Collection entries
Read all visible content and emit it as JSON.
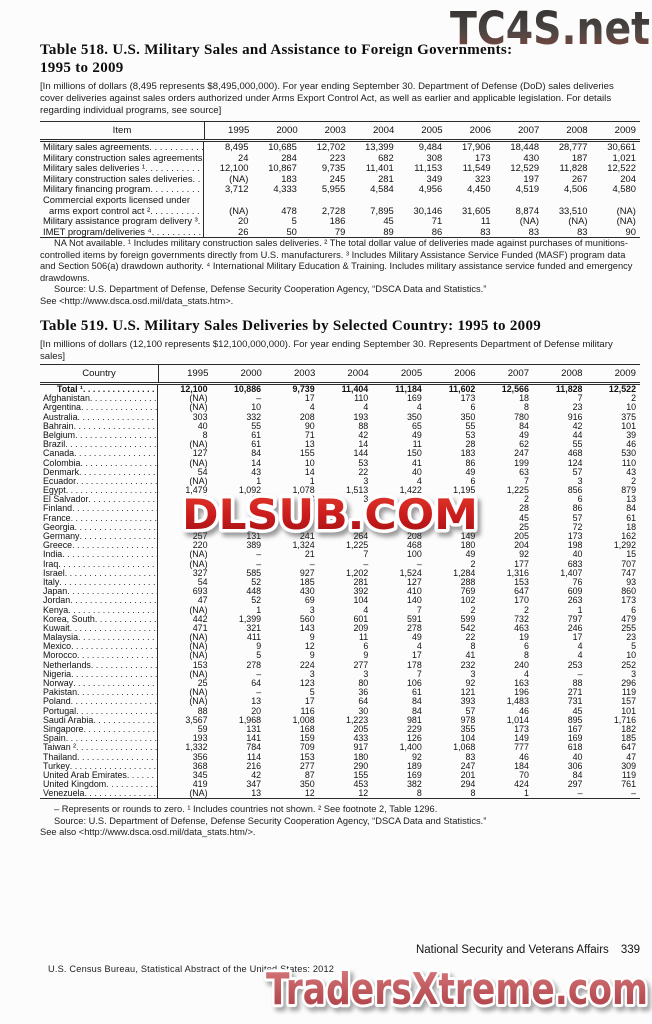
{
  "watermarks": {
    "top": "TC4S.net",
    "middle": "DLSUB.COM",
    "bottom": "TradersXtreme.com"
  },
  "colors": {
    "text": "#111111",
    "rule": "#2a2a2a",
    "wm_red": "#c41d1d",
    "wm_rose": "#c05a5f",
    "wm_gray_brown": "#8a463d"
  },
  "table518": {
    "title_line1": "Table 518. U.S. Military Sales and Assistance to Foreign Governments:",
    "title_line2": "1995 to 2009",
    "note": "[In millions of dollars (8,495 represents $8,495,000,000). For year ending September 30. Department of Defense (DoD) sales deliveries cover deliveries against sales orders authorized under Arms Export Control Act, as well as earlier and applicable legislation. For details regarding individual programs, see source]",
    "col_label": "Item",
    "years": [
      "1995",
      "2000",
      "2003",
      "2004",
      "2005",
      "2006",
      "2007",
      "2008",
      "2009"
    ],
    "rows": [
      {
        "label": "Military sales agreements",
        "leader": true,
        "values": [
          "8,495",
          "10,685",
          "12,702",
          "13,399",
          "9,484",
          "17,906",
          "18,448",
          "28,777",
          "30,661"
        ]
      },
      {
        "label": "Military construction sales agreements",
        "leader": true,
        "values": [
          "24",
          "284",
          "223",
          "682",
          "308",
          "173",
          "430",
          "187",
          "1,021"
        ]
      },
      {
        "label": "Military sales deliveries ¹",
        "leader": true,
        "values": [
          "12,100",
          "10,867",
          "9,735",
          "11,401",
          "11,153",
          "11,549",
          "12,529",
          "11,828",
          "12,522"
        ]
      },
      {
        "label": "Military construction sales deliveries",
        "leader": true,
        "values": [
          "(NA)",
          "183",
          "245",
          "281",
          "349",
          "323",
          "197",
          "267",
          "204"
        ]
      },
      {
        "label": "Military financing program",
        "leader": true,
        "values": [
          "3,712",
          "4,333",
          "5,955",
          "4,584",
          "4,956",
          "4,450",
          "4,519",
          "4,506",
          "4,580"
        ]
      },
      {
        "label": "Commercial exports licensed under",
        "leader": false,
        "values": null
      },
      {
        "label": "arms export control act ²",
        "indent": 6,
        "leader": true,
        "values": [
          "(NA)",
          "478",
          "2,728",
          "7,895",
          "30,146",
          "31,605",
          "8,874",
          "33,510",
          "(NA)"
        ]
      },
      {
        "label": "Military assistance program delivery ³",
        "leader": true,
        "values": [
          "20",
          "5",
          "186",
          "45",
          "71",
          "11",
          "(NA)",
          "(NA)",
          "(NA)"
        ]
      },
      {
        "label": "IMET program/deliveries ⁴",
        "leader": true,
        "values": [
          "26",
          "50",
          "79",
          "89",
          "86",
          "83",
          "83",
          "83",
          "90"
        ]
      }
    ],
    "footnote": "NA Not available. ¹ Includes military construction sales deliveries. ² The total dollar value of deliveries made against purchases of munitions-controlled items by foreign governments directly from U.S. manufacturers. ³ Includes Military Assistance Service Funded (MASF) program data and Section 506(a) drawdown authority. ⁴ International Military Education & Training. Includes military assistance service funded and emergency drawdowns.",
    "source_line1": "Source: U.S. Department of Defense, Defense Security Cooperation Agency, “DSCA Data and Statistics.”",
    "source_line2": "See <http://www.dsca.osd.mil/data_stats.htm>."
  },
  "table519": {
    "title_line1": "Table 519. U.S. Military Sales Deliveries by Selected Country: 1995 to 2009",
    "note": "[In millions of dollars (12,100 represents $12,100,000,000). For year ending September 30. Represents Department of Defense military sales]",
    "col_label": "Country",
    "years": [
      "1995",
      "2000",
      "2003",
      "2004",
      "2005",
      "2006",
      "2007",
      "2008",
      "2009"
    ],
    "rows": [
      {
        "label": "Total ¹",
        "bold": true,
        "indent": 14,
        "leader": true,
        "values": [
          "12,100",
          "10,886",
          "9,739",
          "11,404",
          "11,184",
          "11,602",
          "12,566",
          "11,828",
          "12,522"
        ]
      },
      {
        "label": "Afghanistan",
        "leader": true,
        "values": [
          "(NA)",
          "–",
          "17",
          "110",
          "169",
          "173",
          "18",
          "7",
          "2"
        ]
      },
      {
        "label": "Argentina",
        "leader": true,
        "values": [
          "(NA)",
          "10",
          "4",
          "4",
          "4",
          "6",
          "8",
          "23",
          "10"
        ]
      },
      {
        "label": "Australia",
        "leader": true,
        "values": [
          "303",
          "332",
          "208",
          "193",
          "350",
          "350",
          "780",
          "916",
          "375"
        ]
      },
      {
        "label": "Bahrain",
        "leader": true,
        "values": [
          "40",
          "55",
          "90",
          "88",
          "65",
          "55",
          "84",
          "42",
          "101"
        ]
      },
      {
        "label": "Belgium",
        "leader": true,
        "values": [
          "8",
          "61",
          "71",
          "42",
          "49",
          "53",
          "49",
          "44",
          "39"
        ]
      },
      {
        "label": "Brazil",
        "leader": true,
        "values": [
          "(NA)",
          "61",
          "13",
          "14",
          "11",
          "28",
          "62",
          "55",
          "46"
        ]
      },
      {
        "label": "Canada",
        "leader": true,
        "values": [
          "127",
          "84",
          "155",
          "144",
          "150",
          "183",
          "247",
          "468",
          "530"
        ]
      },
      {
        "label": "Colombia",
        "leader": true,
        "values": [
          "(NA)",
          "14",
          "10",
          "53",
          "41",
          "86",
          "199",
          "124",
          "110"
        ]
      },
      {
        "label": "Denmark",
        "leader": true,
        "values": [
          "54",
          "43",
          "14",
          "22",
          "40",
          "49",
          "63",
          "57",
          "43"
        ]
      },
      {
        "label": "Ecuador",
        "leader": true,
        "values": [
          "(NA)",
          "1",
          "1",
          "3",
          "4",
          "6",
          "7",
          "3",
          "2"
        ]
      },
      {
        "label": "Egypt",
        "leader": true,
        "values": [
          "1,479",
          "1,092",
          "1,078",
          "1,513",
          "1,422",
          "1,195",
          "1,225",
          "856",
          "879"
        ]
      },
      {
        "label": "El Salvador",
        "leader": true,
        "values": [
          "(NA)",
          "12",
          "3",
          "3",
          "3",
          "9",
          "2",
          "6",
          "13"
        ]
      },
      {
        "label": "Finland",
        "leader": true,
        "values": [
          "",
          "",
          "",
          "",
          "",
          "",
          "28",
          "86",
          "84"
        ]
      },
      {
        "label": "France",
        "leader": true,
        "values": [
          "",
          "",
          "",
          "",
          "",
          "",
          "45",
          "57",
          "61"
        ]
      },
      {
        "label": "Georgia",
        "leader": true,
        "values": [
          "",
          "",
          "",
          "",
          "",
          "",
          "25",
          "72",
          "18"
        ]
      },
      {
        "label": "Germany",
        "leader": true,
        "values": [
          "257",
          "131",
          "241",
          "264",
          "208",
          "149",
          "205",
          "173",
          "162"
        ]
      },
      {
        "label": "Greece",
        "leader": true,
        "values": [
          "220",
          "389",
          "1,324",
          "1,225",
          "468",
          "180",
          "204",
          "198",
          "1,292"
        ]
      },
      {
        "label": "India",
        "leader": true,
        "values": [
          "(NA)",
          "–",
          "21",
          "7",
          "100",
          "49",
          "92",
          "40",
          "15"
        ]
      },
      {
        "label": "Iraq",
        "leader": true,
        "values": [
          "(NA)",
          "–",
          "–",
          "–",
          "–",
          "2",
          "177",
          "683",
          "707"
        ]
      },
      {
        "label": "Israel",
        "leader": true,
        "values": [
          "327",
          "585",
          "927",
          "1,202",
          "1,524",
          "1,284",
          "1,316",
          "1,407",
          "747"
        ]
      },
      {
        "label": "Italy",
        "leader": true,
        "values": [
          "54",
          "52",
          "185",
          "281",
          "127",
          "288",
          "153",
          "76",
          "93"
        ]
      },
      {
        "label": "Japan",
        "leader": true,
        "values": [
          "693",
          "448",
          "430",
          "392",
          "410",
          "769",
          "647",
          "609",
          "860"
        ]
      },
      {
        "label": "Jordan",
        "leader": true,
        "values": [
          "47",
          "52",
          "69",
          "104",
          "140",
          "102",
          "170",
          "263",
          "173"
        ]
      },
      {
        "label": "Kenya",
        "leader": true,
        "values": [
          "(NA)",
          "1",
          "3",
          "4",
          "7",
          "2",
          "2",
          "1",
          "6"
        ]
      },
      {
        "label": "Korea, South",
        "leader": true,
        "values": [
          "442",
          "1,399",
          "560",
          "601",
          "591",
          "599",
          "732",
          "797",
          "479"
        ]
      },
      {
        "label": "Kuwait",
        "leader": true,
        "values": [
          "471",
          "321",
          "143",
          "209",
          "278",
          "542",
          "463",
          "246",
          "255"
        ]
      },
      {
        "label": "Malaysia",
        "leader": true,
        "values": [
          "(NA)",
          "411",
          "9",
          "11",
          "49",
          "22",
          "19",
          "17",
          "23"
        ]
      },
      {
        "label": "Mexico",
        "leader": true,
        "values": [
          "(NA)",
          "9",
          "12",
          "6",
          "4",
          "8",
          "6",
          "4",
          "5"
        ]
      },
      {
        "label": "Morocco",
        "leader": true,
        "values": [
          "(NA)",
          "5",
          "9",
          "9",
          "17",
          "41",
          "8",
          "4",
          "10"
        ]
      },
      {
        "label": "Netherlands",
        "leader": true,
        "values": [
          "153",
          "278",
          "224",
          "277",
          "178",
          "232",
          "240",
          "253",
          "252"
        ]
      },
      {
        "label": "Nigeria",
        "leader": true,
        "values": [
          "(NA)",
          "–",
          "3",
          "3",
          "7",
          "3",
          "4",
          "–",
          "3"
        ]
      },
      {
        "label": "Norway",
        "leader": true,
        "values": [
          "25",
          "64",
          "123",
          "80",
          "106",
          "92",
          "163",
          "88",
          "296"
        ]
      },
      {
        "label": "Pakistan",
        "leader": true,
        "values": [
          "(NA)",
          "–",
          "5",
          "36",
          "61",
          "121",
          "196",
          "271",
          "119"
        ]
      },
      {
        "label": "Poland",
        "leader": true,
        "values": [
          "(NA)",
          "13",
          "17",
          "64",
          "84",
          "393",
          "1,483",
          "731",
          "157"
        ]
      },
      {
        "label": "Portugal",
        "leader": true,
        "values": [
          "88",
          "20",
          "116",
          "30",
          "84",
          "57",
          "46",
          "45",
          "101"
        ]
      },
      {
        "label": "Saudi Arabia",
        "leader": true,
        "values": [
          "3,567",
          "1,968",
          "1,008",
          "1,223",
          "981",
          "978",
          "1,014",
          "895",
          "1,716"
        ]
      },
      {
        "label": "Singapore",
        "leader": true,
        "values": [
          "59",
          "131",
          "168",
          "205",
          "229",
          "355",
          "173",
          "167",
          "182"
        ]
      },
      {
        "label": "Spain",
        "leader": true,
        "values": [
          "193",
          "141",
          "159",
          "433",
          "126",
          "104",
          "149",
          "169",
          "185"
        ]
      },
      {
        "label": "Taiwan ²",
        "leader": true,
        "values": [
          "1,332",
          "784",
          "709",
          "917",
          "1,400",
          "1,068",
          "777",
          "618",
          "647"
        ]
      },
      {
        "label": "Thailand",
        "leader": true,
        "values": [
          "356",
          "114",
          "153",
          "180",
          "92",
          "83",
          "46",
          "40",
          "47"
        ]
      },
      {
        "label": "Turkey",
        "leader": true,
        "values": [
          "368",
          "216",
          "277",
          "290",
          "189",
          "247",
          "184",
          "306",
          "309"
        ]
      },
      {
        "label": "United Arab Emirates",
        "leader": true,
        "values": [
          "345",
          "42",
          "87",
          "155",
          "169",
          "201",
          "70",
          "84",
          "119"
        ]
      },
      {
        "label": "United Kingdom",
        "leader": true,
        "values": [
          "419",
          "347",
          "350",
          "453",
          "382",
          "294",
          "424",
          "297",
          "761"
        ]
      },
      {
        "label": "Venezuela",
        "leader": true,
        "values": [
          "(NA)",
          "13",
          "12",
          "12",
          "8",
          "8",
          "1",
          "–",
          "–"
        ]
      }
    ],
    "footnote": "– Represents or rounds to zero. ¹ Includes countries not shown. ² See footnote 2, Table 1296.",
    "source_line1": "Source: U.S. Department of Defense, Defense Security Cooperation Agency, “DSCA Data and Statistics.”",
    "source_line2": "See also <http://www.dsca.osd.mil/data_stats.htm/>."
  },
  "footer": {
    "section": "National Security and Veterans Affairs",
    "page": "339",
    "imprint": "U.S. Census Bureau, Statistical Abstract of the United States: 2012"
  }
}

▸ **Exercise objective**
Which lines hold the word "United"? Copy all of them.

▸ **Solution to this task**
        "label": "United Arab Emirates",
        "label": "United Kingdom",
    "imprint": "U.S. Census Bureau, Statistical Abstract of the United States: 2012"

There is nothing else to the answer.